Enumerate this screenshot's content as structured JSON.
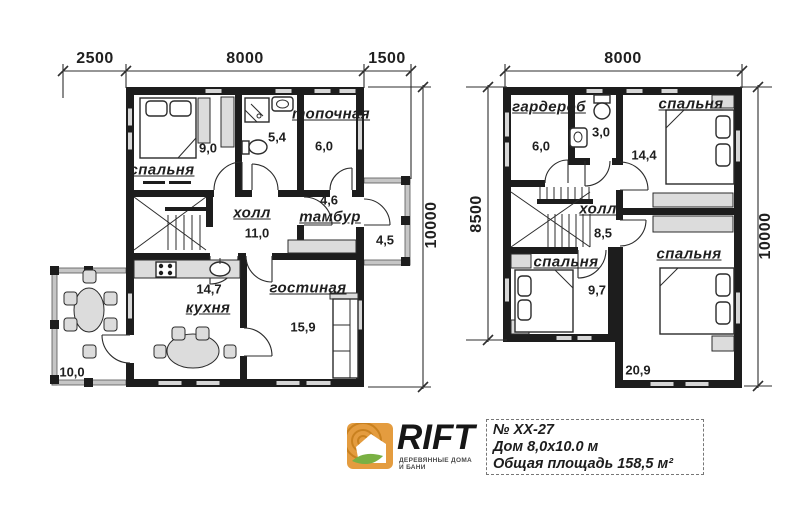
{
  "floor1": {
    "dim_top_left": "2500",
    "dim_top_mid": "8000",
    "dim_top_right": "1500",
    "dim_right": "10000",
    "rooms": {
      "bedroom": {
        "name": "спальня",
        "area": "9,0"
      },
      "bathroom": {
        "area": "5,4"
      },
      "boiler": {
        "name": "топочная",
        "area": "6,0"
      },
      "hall": {
        "name": "холл",
        "area": "11,0"
      },
      "vestibule": {
        "name": "тамбур",
        "area": "4,6"
      },
      "porch": {
        "area": "4,5"
      },
      "kitchen": {
        "name": "кухня",
        "area": "14,7"
      },
      "living": {
        "name": "гостиная",
        "area": "15,9"
      },
      "terrace": {
        "area": "10,0"
      }
    }
  },
  "floor2": {
    "dim_top": "8000",
    "dim_left": "8500",
    "dim_right": "10000",
    "rooms": {
      "wardrobe": {
        "name": "гардероб",
        "area": "6,0"
      },
      "bathroom": {
        "area": "3,0"
      },
      "bedroom1": {
        "name": "спальня",
        "area": "14,4"
      },
      "hall": {
        "name": "холл",
        "area": "8,5"
      },
      "bedroom2": {
        "name": "спальня",
        "area": "9,7"
      },
      "bedroom3": {
        "name": "спальня",
        "area": "20,9"
      }
    }
  },
  "footer": {
    "brand": "RIFT",
    "tagline": "ДЕРЕВЯННЫЕ ДОМА И БАНИ",
    "project_number": "№ ХХ-27",
    "house_size": "Дом 8,0х10.0 м",
    "total_area": "Общая площадь 158,5 м²"
  },
  "colors": {
    "wall": "#1d1d1d",
    "furniture_gray": "#dcdcdc",
    "logo_orange": "#e49c3f",
    "logo_green": "#79b043"
  }
}
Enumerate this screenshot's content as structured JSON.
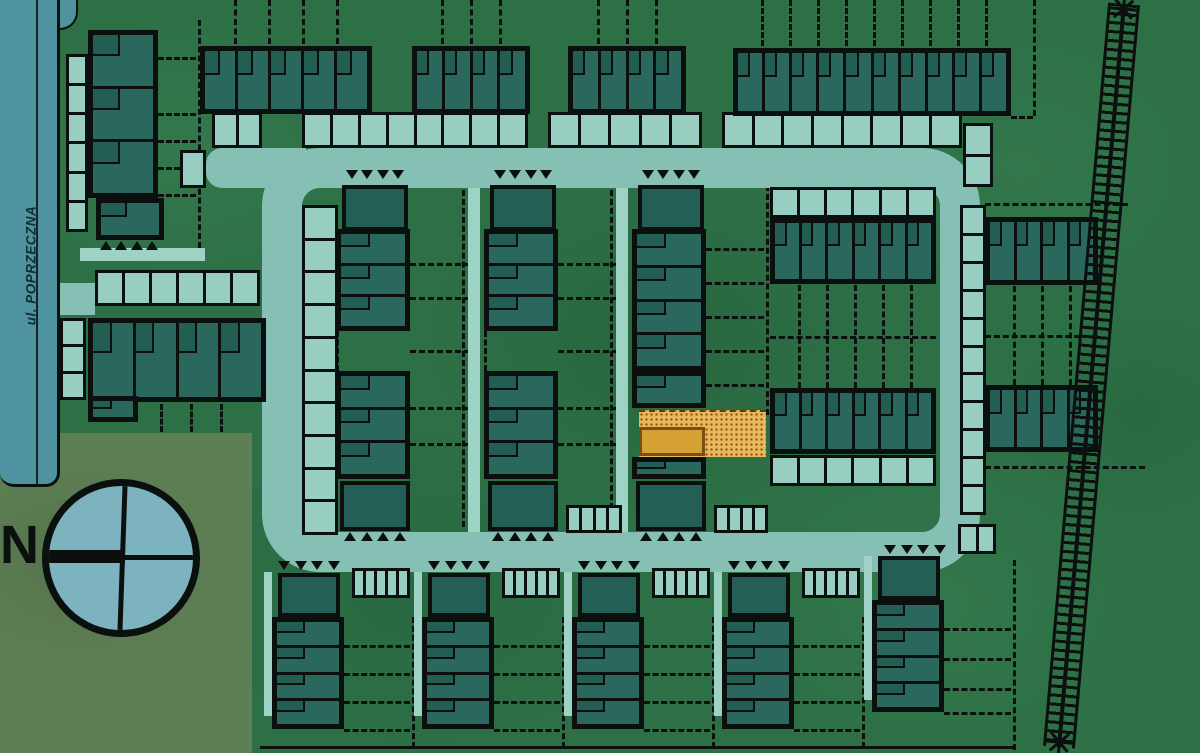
{
  "site_plan": {
    "street_label": "ul. POPRZECZNA",
    "compass_north_label": "N"
  },
  "selected_plot": {
    "state": "highlighted",
    "plot_fill": "#E7B85C",
    "building_fill": "#D6A134",
    "outline_color": "#7A4F13"
  },
  "palette": {
    "grass_green": "#2D7046",
    "lawn_olive": "#5E7E54",
    "road_teal": "#86BFB3",
    "parking_teal": "#98CDC1",
    "street_blue": "#4F93A1",
    "building_teal": "#2A675C",
    "building_dark": "#235F54",
    "outline_black": "#0B100E",
    "compass_fill": "#7CB3BF"
  }
}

• [TASK] Make an exact copy of the listing above. Do not include the pictures.

• [SOLVED EXERCISE]
Enumerate this screenshot's content as structured JSON.
{
  "floor1": {
    "dim_top_left": "2500",
    "dim_top_mid": "8000",
    "dim_top_right": "1500",
    "dim_right": "10000",
    "rooms": {
      "bedroom": {
        "name": "спальня",
        "area": "9,0"
      },
      "bathroom": {
        "area": "5,4"
      },
      "boiler": {
        "name": "топочная",
        "area": "6,0"
      },
      "hall": {
        "name": "холл",
        "area": "11,0"
      },
      "vestibule": {
        "name": "тамбур",
        "area": "4,6"
      },
      "porch": {
        "area": "4,5"
      },
      "kitchen": {
        "name": "кухня",
        "area": "14,7"
      },
      "living": {
        "name": "гостиная",
        "area": "15,9"
      },
      "terrace": {
        "area": "10,0"
      }
    }
  },
  "floor2": {
    "dim_top": "8000",
    "dim_left": "8500",
    "dim_right": "10000",
    "rooms": {
      "wardrobe": {
        "name": "гардероб",
        "area": "6,0"
      },
      "bathroom": {
        "area": "3,0"
      },
      "bedroom1": {
        "name": "спальня",
        "area": "14,4"
      },
      "hall": {
        "name": "холл",
        "area": "8,5"
      },
      "bedroom2": {
        "name": "спальня",
        "area": "9,7"
      },
      "bedroom3": {
        "name": "спальня",
        "area": "20,9"
      }
    }
  },
  "footer": {
    "brand": "RIFT",
    "tagline": "ДЕРЕВЯННЫЕ ДОМА И БАНИ",
    "project_number": "№ ХХ-27",
    "house_size": "Дом 8,0х10.0 м",
    "total_area": "Общая площадь 158,5 м²"
  },
  "colors": {
    "wall": "#1d1d1d",
    "furniture_gray": "#dcdcdc",
    "logo_orange": "#e49c3f",
    "logo_green": "#79b043"
  }
}
Enumerate this screenshot's content as structured JSON.
{
  "site_plan": {
    "street_label": "ul. POPRZECZNA",
    "compass_north_label": "N"
  },
  "selected_plot": {
    "state": "highlighted",
    "plot_fill": "#E7B85C",
    "building_fill": "#D6A134",
    "outline_color": "#7A4F13"
  },
  "palette": {
    "grass_green": "#2D7046",
    "lawn_olive": "#5E7E54",
    "road_teal": "#86BFB3",
    "parking_teal": "#98CDC1",
    "street_blue": "#4F93A1",
    "building_teal": "#2A675C",
    "building_dark": "#235F54",
    "outline_black": "#0B100E",
    "compass_fill": "#7CB3BF"
  }
}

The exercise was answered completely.